(Records from a data collection)
========================

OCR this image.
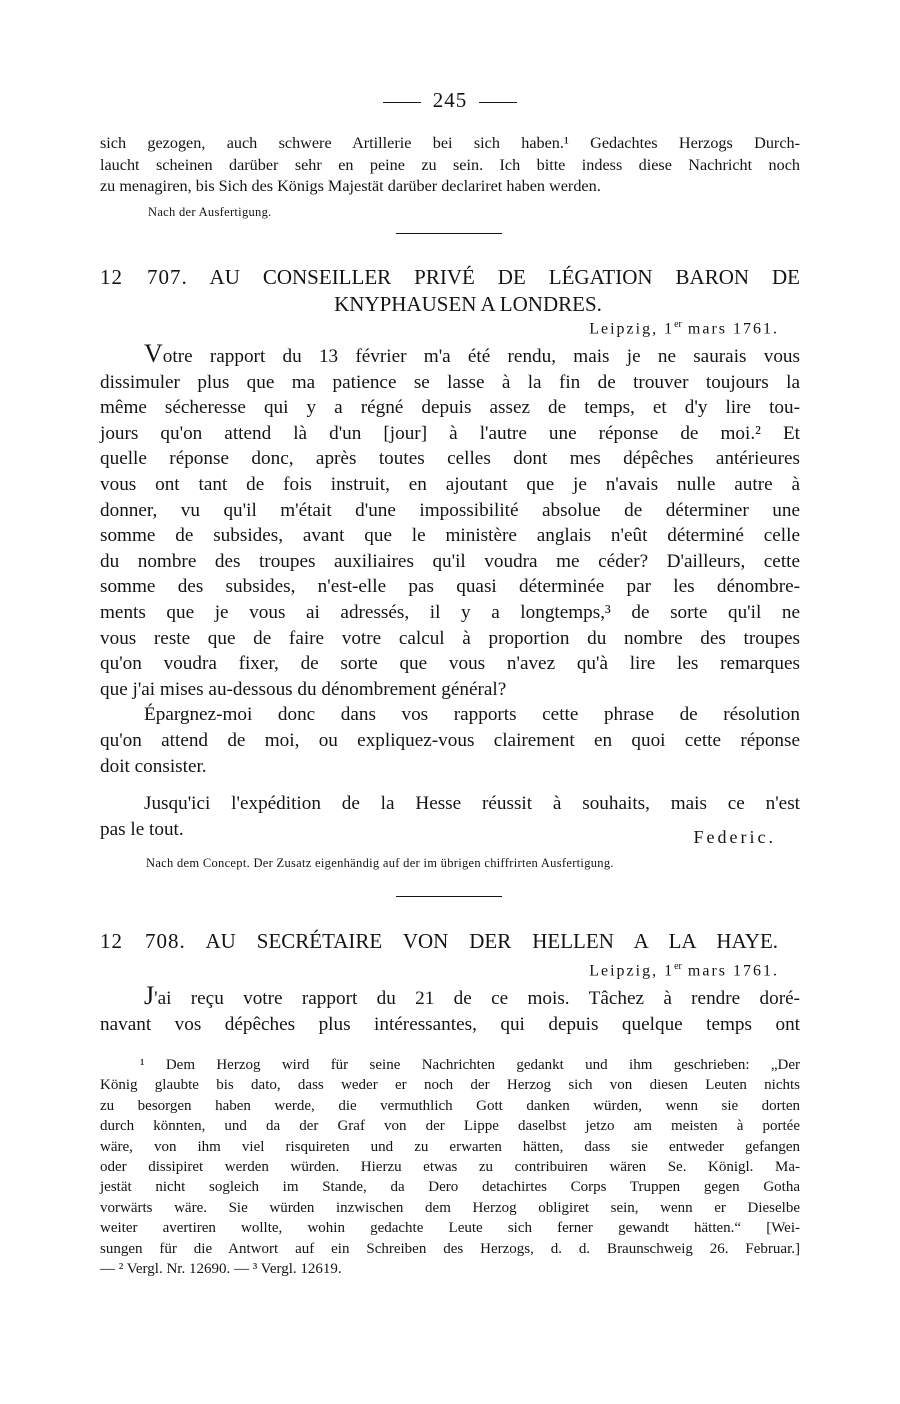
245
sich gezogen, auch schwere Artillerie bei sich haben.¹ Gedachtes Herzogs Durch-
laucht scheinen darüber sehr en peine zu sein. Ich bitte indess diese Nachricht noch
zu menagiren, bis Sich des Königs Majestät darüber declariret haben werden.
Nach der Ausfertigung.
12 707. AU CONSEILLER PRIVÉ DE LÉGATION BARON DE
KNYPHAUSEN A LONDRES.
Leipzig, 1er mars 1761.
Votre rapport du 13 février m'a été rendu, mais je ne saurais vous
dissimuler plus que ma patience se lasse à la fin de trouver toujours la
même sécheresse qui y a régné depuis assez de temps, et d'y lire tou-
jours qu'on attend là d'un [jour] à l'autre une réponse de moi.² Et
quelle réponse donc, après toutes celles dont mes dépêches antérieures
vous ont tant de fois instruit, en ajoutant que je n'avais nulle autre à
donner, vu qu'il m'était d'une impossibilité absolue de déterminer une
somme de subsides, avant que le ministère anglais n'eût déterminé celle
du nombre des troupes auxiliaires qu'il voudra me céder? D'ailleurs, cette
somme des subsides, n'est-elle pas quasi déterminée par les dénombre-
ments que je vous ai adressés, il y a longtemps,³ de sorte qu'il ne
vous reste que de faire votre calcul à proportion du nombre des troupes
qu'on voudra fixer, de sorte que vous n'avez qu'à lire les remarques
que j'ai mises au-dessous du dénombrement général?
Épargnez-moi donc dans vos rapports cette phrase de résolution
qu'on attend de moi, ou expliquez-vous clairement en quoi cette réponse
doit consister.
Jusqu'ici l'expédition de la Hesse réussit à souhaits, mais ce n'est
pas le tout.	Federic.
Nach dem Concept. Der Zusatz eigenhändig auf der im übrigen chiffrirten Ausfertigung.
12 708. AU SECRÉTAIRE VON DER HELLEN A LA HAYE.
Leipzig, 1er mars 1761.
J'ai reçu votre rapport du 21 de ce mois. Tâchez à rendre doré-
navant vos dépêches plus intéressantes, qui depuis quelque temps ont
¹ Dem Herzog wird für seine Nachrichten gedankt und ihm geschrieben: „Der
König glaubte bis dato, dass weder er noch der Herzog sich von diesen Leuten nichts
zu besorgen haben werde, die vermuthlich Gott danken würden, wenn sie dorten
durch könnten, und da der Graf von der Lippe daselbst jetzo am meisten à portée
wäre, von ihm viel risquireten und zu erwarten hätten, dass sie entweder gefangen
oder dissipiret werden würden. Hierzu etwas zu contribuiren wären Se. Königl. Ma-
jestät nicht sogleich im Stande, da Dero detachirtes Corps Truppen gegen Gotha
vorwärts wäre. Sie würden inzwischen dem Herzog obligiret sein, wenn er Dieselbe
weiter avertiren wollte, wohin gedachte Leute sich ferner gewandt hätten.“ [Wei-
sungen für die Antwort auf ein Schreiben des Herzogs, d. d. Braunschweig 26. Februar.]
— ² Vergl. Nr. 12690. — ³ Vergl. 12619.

========================

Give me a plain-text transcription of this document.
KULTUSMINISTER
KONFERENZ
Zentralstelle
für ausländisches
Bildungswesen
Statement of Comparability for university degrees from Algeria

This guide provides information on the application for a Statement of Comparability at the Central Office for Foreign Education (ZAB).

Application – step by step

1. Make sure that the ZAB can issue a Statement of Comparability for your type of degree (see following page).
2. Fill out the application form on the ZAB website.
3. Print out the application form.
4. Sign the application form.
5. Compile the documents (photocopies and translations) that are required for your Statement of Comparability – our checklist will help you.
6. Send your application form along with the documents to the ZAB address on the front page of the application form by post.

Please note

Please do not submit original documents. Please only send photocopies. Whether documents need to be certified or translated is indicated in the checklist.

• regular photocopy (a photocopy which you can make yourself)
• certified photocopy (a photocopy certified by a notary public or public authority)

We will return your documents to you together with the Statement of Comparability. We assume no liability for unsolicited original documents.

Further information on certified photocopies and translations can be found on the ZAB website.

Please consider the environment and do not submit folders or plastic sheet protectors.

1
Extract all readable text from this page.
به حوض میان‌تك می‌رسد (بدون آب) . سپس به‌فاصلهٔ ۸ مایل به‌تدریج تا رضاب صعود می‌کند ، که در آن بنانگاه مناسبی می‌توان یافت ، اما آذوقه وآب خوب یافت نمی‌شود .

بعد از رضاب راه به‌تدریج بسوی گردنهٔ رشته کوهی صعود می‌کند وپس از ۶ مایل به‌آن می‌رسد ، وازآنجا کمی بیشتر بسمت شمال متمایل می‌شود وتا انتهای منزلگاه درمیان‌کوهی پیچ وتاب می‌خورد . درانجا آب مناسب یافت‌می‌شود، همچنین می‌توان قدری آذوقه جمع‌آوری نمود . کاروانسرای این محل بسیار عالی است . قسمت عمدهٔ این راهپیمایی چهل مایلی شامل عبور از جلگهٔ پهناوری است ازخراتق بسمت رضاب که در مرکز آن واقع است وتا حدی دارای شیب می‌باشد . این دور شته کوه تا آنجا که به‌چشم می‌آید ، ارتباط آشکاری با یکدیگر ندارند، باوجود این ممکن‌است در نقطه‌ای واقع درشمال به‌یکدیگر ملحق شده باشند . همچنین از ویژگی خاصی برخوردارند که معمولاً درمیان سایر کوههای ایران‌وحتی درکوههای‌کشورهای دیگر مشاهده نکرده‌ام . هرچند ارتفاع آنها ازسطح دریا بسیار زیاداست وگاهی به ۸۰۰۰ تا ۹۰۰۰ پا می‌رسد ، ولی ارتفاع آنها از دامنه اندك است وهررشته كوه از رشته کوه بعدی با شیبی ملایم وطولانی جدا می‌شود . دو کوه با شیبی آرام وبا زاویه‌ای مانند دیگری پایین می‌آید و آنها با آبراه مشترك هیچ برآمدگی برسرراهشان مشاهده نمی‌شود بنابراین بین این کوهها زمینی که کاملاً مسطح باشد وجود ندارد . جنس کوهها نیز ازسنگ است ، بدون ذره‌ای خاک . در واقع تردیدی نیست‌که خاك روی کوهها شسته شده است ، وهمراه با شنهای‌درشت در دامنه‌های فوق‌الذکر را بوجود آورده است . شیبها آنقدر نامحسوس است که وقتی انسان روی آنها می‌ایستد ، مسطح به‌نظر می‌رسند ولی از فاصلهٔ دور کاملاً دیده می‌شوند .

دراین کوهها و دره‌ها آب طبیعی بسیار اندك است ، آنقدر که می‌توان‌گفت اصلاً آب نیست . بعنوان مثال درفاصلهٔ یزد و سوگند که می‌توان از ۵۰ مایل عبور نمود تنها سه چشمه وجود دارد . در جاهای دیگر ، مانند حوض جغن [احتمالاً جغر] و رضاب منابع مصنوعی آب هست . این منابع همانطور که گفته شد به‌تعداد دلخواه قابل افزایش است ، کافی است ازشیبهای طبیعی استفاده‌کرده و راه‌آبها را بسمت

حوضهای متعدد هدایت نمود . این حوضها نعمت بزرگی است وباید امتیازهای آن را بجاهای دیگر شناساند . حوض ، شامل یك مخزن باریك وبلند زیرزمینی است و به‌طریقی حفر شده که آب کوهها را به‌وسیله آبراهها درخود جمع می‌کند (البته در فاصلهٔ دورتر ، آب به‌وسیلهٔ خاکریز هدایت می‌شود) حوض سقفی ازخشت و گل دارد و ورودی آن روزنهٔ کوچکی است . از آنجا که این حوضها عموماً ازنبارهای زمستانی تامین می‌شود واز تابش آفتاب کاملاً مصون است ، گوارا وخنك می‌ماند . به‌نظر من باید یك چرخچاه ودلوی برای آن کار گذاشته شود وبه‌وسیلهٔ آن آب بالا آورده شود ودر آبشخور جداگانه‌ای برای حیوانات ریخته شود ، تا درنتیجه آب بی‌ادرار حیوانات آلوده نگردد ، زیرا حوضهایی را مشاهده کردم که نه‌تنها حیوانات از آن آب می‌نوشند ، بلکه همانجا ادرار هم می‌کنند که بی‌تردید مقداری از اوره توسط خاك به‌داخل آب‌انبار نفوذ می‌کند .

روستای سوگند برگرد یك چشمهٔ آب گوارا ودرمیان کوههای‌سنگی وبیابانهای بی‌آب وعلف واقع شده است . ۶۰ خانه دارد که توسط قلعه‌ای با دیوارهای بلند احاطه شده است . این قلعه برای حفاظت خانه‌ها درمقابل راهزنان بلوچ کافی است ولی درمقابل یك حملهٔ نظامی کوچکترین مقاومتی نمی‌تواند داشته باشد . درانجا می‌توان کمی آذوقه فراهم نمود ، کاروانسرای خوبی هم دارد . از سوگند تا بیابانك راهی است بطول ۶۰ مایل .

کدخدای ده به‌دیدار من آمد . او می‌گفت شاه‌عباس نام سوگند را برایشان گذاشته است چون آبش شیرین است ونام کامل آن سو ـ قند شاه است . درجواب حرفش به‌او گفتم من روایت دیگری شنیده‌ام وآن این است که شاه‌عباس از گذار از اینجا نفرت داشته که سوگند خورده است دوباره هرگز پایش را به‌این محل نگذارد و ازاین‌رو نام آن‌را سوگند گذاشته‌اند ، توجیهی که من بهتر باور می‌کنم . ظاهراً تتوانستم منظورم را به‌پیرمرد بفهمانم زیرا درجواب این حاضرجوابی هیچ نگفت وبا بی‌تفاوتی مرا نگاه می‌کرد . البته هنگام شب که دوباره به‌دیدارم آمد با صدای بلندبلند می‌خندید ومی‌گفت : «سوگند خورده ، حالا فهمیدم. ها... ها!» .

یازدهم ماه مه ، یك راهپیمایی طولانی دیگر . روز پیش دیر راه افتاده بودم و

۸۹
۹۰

========================

Your instructions: In the material above, show every line where the word "voudra" turns up.

Written answer:
du nombre des troupes auxiliaires qu'il voudra me céder? D'ailleurs, cette
qu'on voudra fixer, de sorte que vous n'avez qu'à lire les remarques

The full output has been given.